Copy every entry exactly.
─── Supplied information
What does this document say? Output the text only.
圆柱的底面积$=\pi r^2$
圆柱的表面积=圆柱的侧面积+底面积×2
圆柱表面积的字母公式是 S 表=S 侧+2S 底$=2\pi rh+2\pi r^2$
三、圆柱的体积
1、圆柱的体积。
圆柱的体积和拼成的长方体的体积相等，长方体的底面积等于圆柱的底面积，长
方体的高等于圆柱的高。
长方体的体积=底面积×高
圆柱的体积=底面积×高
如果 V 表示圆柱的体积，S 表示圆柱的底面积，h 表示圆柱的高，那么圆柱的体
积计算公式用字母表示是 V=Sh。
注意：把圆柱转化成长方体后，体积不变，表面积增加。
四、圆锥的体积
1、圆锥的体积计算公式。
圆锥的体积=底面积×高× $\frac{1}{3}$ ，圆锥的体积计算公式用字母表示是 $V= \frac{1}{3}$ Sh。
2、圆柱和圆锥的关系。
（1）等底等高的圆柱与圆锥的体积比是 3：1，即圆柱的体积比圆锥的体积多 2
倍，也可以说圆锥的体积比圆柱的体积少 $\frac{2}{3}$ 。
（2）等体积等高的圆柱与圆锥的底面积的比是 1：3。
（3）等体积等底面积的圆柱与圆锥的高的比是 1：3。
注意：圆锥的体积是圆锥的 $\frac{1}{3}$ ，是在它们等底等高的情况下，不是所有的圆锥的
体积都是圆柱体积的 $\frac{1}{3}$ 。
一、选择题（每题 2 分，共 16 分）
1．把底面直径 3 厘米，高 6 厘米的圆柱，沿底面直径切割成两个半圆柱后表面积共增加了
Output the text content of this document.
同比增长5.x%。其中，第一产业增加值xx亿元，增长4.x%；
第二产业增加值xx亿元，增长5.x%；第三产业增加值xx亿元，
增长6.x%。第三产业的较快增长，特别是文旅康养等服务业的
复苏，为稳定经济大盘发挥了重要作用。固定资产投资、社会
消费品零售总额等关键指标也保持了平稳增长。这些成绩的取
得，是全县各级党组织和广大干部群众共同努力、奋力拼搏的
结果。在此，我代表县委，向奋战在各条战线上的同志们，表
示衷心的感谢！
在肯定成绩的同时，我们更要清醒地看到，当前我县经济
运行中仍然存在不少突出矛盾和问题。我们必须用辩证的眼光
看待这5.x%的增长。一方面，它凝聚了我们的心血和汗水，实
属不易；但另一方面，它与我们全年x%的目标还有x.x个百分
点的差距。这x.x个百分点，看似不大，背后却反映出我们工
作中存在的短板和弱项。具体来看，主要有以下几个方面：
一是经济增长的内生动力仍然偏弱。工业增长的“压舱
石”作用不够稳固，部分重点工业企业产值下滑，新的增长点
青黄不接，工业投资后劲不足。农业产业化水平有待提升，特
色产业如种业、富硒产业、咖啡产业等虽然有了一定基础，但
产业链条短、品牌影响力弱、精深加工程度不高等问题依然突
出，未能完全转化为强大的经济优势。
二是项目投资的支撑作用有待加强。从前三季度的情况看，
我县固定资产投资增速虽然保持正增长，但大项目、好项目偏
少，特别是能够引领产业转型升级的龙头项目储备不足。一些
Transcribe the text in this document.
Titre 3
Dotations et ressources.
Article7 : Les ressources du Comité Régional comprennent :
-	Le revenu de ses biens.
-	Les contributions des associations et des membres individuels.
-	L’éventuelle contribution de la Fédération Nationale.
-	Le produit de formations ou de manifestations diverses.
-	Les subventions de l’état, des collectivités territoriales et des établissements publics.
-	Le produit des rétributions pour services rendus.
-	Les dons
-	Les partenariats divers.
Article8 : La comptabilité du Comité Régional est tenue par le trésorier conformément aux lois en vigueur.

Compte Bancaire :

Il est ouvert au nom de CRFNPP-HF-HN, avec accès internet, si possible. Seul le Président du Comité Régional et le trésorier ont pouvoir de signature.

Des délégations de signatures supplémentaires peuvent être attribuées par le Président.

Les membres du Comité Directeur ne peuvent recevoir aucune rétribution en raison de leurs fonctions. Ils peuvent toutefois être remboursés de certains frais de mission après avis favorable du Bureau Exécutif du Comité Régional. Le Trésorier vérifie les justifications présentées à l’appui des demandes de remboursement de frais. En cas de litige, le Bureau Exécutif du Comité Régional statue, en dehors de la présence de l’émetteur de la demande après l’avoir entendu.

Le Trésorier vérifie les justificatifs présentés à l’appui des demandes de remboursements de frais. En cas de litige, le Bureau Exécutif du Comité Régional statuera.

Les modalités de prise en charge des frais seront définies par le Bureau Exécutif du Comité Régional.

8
──────
### Answer to this task
What does this document say? Output the text only.
圆柱的底面积$=\pi r^2$
圆柱的表面积=圆柱的侧面积+底面积×2
圆柱表面积的字母公式是 S 表=S 侧+2S 底$=2\pi rh+2\pi r^2$
三、圆柱的体积
1、圆柱的体积。
圆柱的体积和拼成的长方体的体积相等，长方体的底面积等于圆柱的底面积，长
方体的高等于圆柱的高。
长方体的体积=底面积×高
圆柱的体积=底面积×高
如果 V 表示圆柱的体积，S 表示圆柱的底面积，h 表示圆柱的高，那么圆柱的体
积计算公式用字母表示是 V=Sh。
注意：把圆柱转化成长方体后，体积不变，表面积增加。
四、圆锥的体积
1、圆锥的体积计算公式。
圆锥的体积=底面积×高× $\frac{1}{3}$ ，圆锥的体积计算公式用字母表示是 $V= \frac{1}{3}$ Sh。
2、圆柱和圆锥的关系。
（1）等底等高的圆柱与圆锥的体积比是 3：1，即圆柱的体积比圆锥的体积多 2
倍，也可以说圆锥的体积比圆柱的体积少 $\frac{2}{3}$ 。
（2）等体积等高的圆柱与圆锥的底面积的比是 1：3。
（3）等体积等底面积的圆柱与圆锥的高的比是 1：3。
注意：圆锥的体积是圆锥的 $\frac{1}{3}$ ，是在它们等底等高的情况下，不是所有的圆锥的
体积都是圆柱体积的 $\frac{1}{3}$ 。
一、选择题（每题 2 分，共 16 分）
1．把底面直径 3 厘米，高 6 厘米的圆柱，沿底面直径切割成两个半圆柱后表面积共增加了
Output the text content of this document.
同比增长5.x%。其中，第一产业增加值xx亿元，增长4.x%；
第二产业增加值xx亿元，增长5.x%；第三产业增加值xx亿元，
增长6.x%。第三产业的较快增长，特别是文旅康养等服务业的
复苏，为稳定经济大盘发挥了重要作用。固定资产投资、社会
消费品零售总额等关键指标也保持了平稳增长。这些成绩的取
得，是全县各级党组织和广大干部群众共同努力、奋力拼搏的
结果。在此，我代表县委，向奋战在各条战线上的同志们，表
示衷心的感谢！
在肯定成绩的同时，我们更要清醒地看到，当前我县经济
运行中仍然存在不少突出矛盾和问题。我们必须用辩证的眼光
看待这5.x%的增长。一方面，它凝聚了我们的心血和汗水，实
属不易；但另一方面，它与我们全年x%的目标还有x.x个百分
点的差距。这x.x个百分点，看似不大，背后却反映出我们工
作中存在的短板和弱项。具体来看，主要有以下几个方面：
一是经济增长的内生动力仍然偏弱。工业增长的“压舱
石”作用不够稳固，部分重点工业企业产值下滑，新的增长点
青黄不接，工业投资后劲不足。农业产业化水平有待提升，特
色产业如种业、富硒产业、咖啡产业等虽然有了一定基础，但
产业链条短、品牌影响力弱、精深加工程度不高等问题依然突
出，未能完全转化为强大的经济优势。
二是项目投资的支撑作用有待加强。从前三季度的情况看，
我县固定资产投资增速虽然保持正增长，但大项目、好项目偏
少，特别是能够引领产业转型升级的龙头项目储备不足。一些
Transcribe the text in this document.
Titre 3
Dotations et ressources.
Article7 : Les ressources du Comité Régional comprennent :
-	Le revenu de ses biens.
-	Les contributions des associations et des membres individuels.
-	L’éventuelle contribution de la Fédération Nationale.
-	Le produit de formations ou de manifestations diverses.
-	Les subventions de l’état, des collectivités territoriales et des établissements publics.
-	Le produit des rétributions pour services rendus.
-	Les dons
-	Les partenariats divers.
Article8 : La comptabilité du Comité Régional est tenue par le trésorier conformément aux lois en vigueur.

Compte Bancaire :

Il est ouvert au nom de CRFNPP-HF-HN, avec accès internet, si possible. Seul le Président du Comité Régional et le trésorier ont pouvoir de signature.

Des délégations de signatures supplémentaires peuvent être attribuées par le Président.

Les membres du Comité Directeur ne peuvent recevoir aucune rétribution en raison de leurs fonctions. Ils peuvent toutefois être remboursés de certains frais de mission après avis favorable du Bureau Exécutif du Comité Régional. Le Trésorier vérifie les justifications présentées à l’appui des demandes de remboursement de frais. En cas de litige, le Bureau Exécutif du Comité Régional statue, en dehors de la présence de l’émetteur de la demande après l’avoir entendu.

Le Trésorier vérifie les justificatifs présentés à l’appui des demandes de remboursements de frais. En cas de litige, le Bureau Exécutif du Comité Régional statuera.

Les modalités de prise en charge des frais seront définies par le Bureau Exécutif du Comité Régional.

8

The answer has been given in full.